*RECORDS SHOWN*.
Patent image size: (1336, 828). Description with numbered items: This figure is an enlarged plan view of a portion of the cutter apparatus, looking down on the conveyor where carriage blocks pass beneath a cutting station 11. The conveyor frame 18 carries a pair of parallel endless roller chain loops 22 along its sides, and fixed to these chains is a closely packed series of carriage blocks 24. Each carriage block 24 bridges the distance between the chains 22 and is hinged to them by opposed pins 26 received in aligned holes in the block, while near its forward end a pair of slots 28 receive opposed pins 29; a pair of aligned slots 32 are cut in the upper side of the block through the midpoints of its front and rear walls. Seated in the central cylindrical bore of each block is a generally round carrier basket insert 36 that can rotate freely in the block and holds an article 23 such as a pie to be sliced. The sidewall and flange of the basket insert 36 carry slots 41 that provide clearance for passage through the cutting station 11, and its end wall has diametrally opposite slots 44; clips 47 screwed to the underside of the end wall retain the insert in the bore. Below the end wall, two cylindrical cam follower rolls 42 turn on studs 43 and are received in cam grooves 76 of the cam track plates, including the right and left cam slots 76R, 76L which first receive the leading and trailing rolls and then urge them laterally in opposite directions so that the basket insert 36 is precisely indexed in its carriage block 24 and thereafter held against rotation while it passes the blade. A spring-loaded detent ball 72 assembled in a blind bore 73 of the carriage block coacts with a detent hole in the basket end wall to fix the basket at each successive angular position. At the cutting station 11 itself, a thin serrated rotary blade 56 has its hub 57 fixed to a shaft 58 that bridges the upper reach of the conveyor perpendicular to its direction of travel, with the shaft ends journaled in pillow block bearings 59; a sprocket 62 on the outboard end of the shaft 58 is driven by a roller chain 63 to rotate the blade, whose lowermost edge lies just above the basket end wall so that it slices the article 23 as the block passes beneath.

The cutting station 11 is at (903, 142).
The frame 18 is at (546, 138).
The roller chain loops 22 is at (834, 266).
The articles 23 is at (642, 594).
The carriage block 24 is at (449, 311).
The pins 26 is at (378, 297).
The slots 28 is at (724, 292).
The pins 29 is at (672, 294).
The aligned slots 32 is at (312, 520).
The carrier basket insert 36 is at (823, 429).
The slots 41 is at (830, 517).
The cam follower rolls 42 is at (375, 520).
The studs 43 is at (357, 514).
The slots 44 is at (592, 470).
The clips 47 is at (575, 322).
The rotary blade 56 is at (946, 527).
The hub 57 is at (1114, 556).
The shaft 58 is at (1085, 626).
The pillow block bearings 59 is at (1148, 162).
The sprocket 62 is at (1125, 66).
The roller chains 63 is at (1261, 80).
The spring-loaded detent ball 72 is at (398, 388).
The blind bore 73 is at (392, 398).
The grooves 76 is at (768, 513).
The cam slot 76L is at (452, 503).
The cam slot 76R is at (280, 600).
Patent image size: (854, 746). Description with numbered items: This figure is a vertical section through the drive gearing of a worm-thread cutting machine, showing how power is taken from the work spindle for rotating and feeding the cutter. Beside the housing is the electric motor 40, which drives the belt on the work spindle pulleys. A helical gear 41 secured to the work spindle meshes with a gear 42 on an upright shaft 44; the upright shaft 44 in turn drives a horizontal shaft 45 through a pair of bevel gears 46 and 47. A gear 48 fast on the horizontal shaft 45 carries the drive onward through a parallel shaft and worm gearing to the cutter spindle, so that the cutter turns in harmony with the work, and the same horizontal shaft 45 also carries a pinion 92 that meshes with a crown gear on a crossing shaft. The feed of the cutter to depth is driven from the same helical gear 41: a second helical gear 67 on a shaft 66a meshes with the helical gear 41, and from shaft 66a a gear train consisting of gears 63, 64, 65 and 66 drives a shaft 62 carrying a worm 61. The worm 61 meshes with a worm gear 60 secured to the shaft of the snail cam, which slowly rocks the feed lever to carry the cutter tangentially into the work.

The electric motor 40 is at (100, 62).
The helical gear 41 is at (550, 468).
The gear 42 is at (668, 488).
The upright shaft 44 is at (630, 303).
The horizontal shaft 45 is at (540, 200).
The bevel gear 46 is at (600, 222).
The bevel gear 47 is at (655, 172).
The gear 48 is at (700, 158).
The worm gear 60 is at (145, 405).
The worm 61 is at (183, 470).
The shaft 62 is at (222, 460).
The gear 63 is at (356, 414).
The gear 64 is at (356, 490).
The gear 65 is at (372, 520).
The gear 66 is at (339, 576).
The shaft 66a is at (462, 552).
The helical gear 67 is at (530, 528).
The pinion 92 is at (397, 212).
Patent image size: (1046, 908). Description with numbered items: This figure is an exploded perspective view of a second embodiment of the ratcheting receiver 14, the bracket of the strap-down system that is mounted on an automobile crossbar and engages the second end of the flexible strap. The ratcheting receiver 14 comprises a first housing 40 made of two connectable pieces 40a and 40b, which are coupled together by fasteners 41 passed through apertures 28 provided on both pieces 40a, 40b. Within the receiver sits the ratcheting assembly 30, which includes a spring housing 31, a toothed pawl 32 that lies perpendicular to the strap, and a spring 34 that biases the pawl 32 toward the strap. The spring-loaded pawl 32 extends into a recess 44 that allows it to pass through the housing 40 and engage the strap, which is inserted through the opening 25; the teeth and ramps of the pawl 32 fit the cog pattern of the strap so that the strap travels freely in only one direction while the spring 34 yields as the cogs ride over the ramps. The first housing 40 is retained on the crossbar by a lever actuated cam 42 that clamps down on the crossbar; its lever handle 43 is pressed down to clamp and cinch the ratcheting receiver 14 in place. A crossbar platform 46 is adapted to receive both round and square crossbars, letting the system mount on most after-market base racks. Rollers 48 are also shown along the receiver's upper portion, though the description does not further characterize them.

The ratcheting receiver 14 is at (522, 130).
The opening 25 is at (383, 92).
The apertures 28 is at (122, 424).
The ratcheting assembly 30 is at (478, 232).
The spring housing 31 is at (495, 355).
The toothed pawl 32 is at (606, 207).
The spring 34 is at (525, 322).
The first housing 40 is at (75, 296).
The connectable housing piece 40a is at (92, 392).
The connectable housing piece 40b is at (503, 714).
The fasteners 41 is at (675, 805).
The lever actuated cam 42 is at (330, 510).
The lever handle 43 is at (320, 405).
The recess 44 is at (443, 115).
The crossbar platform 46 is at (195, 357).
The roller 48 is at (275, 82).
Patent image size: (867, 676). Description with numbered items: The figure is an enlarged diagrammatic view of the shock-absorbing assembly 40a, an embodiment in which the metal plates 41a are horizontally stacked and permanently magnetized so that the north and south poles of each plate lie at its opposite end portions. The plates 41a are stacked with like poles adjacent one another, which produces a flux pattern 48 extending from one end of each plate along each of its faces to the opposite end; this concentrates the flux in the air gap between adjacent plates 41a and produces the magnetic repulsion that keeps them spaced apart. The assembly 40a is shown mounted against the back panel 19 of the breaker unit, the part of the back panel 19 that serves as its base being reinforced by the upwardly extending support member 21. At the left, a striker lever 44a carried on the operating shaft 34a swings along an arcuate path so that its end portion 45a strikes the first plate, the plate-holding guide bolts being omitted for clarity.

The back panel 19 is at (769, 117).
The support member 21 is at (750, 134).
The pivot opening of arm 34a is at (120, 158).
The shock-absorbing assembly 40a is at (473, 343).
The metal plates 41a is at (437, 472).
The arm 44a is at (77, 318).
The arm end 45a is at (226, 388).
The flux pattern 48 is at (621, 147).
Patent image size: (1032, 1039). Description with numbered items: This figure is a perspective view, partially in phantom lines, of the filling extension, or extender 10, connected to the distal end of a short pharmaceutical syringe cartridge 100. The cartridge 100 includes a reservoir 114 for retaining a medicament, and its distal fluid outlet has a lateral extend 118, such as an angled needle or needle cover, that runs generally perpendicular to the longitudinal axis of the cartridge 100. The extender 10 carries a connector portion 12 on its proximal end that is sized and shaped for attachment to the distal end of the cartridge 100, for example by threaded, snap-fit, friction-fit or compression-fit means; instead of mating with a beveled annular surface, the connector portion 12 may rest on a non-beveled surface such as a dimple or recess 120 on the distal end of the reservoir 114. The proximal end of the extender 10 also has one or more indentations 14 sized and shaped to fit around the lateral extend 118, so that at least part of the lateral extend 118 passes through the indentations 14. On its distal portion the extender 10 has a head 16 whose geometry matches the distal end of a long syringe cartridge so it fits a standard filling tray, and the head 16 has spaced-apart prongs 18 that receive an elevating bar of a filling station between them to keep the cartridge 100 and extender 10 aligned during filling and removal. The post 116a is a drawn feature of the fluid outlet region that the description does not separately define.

*DIRECTIONS*. Copy out the data verbatim, starting with the line that contains "Patent image size: (1046, 908)." and going on through the line that contains "The roller 48 is at (275, 82).", including both of those lines.

*IN RESPONSE*.
Patent image size: (1046, 908). Description with numbered items: This figure is an exploded perspective view of a second embodiment of the ratcheting receiver 14, the bracket of the strap-down system that is mounted on an automobile crossbar and engages the second end of the flexible strap. The ratcheting receiver 14 comprises a first housing 40 made of two connectable pieces 40a and 40b, which are coupled together by fasteners 41 passed through apertures 28 provided on both pieces 40a, 40b. Within the receiver sits the ratcheting assembly 30, which includes a spring housing 31, a toothed pawl 32 that lies perpendicular to the strap, and a spring 34 that biases the pawl 32 toward the strap. The spring-loaded pawl 32 extends into a recess 44 that allows it to pass through the housing 40 and engage the strap, which is inserted through the opening 25; the teeth and ramps of the pawl 32 fit the cog pattern of the strap so that the strap travels freely in only one direction while the spring 34 yields as the cogs ride over the ramps. The first housing 40 is retained on the crossbar by a lever actuated cam 42 that clamps down on the crossbar; its lever handle 43 is pressed down to clamp and cinch the ratcheting receiver 14 in place. A crossbar platform 46 is adapted to receive both round and square crossbars, letting the system mount on most after-market base racks. Rollers 48 are also shown along the receiver's upper portion, though the description does not further characterize them.

The ratcheting receiver 14 is at (522, 130).
The opening 25 is at (383, 92).
The apertures 28 is at (122, 424).
The ratcheting assembly 30 is at (478, 232).
The spring housing 31 is at (495, 355).
The toothed pawl 32 is at (606, 207).
The spring 34 is at (525, 322).
The first housing 40 is at (75, 296).
The connectable housing piece 40a is at (92, 392).
The connectable housing piece 40b is at (503, 714).
The fasteners 41 is at (675, 805).
The lever actuated cam 42 is at (330, 510).
The lever handle 43 is at (320, 405).
The recess 44 is at (443, 115).
The crossbar platform 46 is at (195, 357).
The roller 48 is at (275, 82).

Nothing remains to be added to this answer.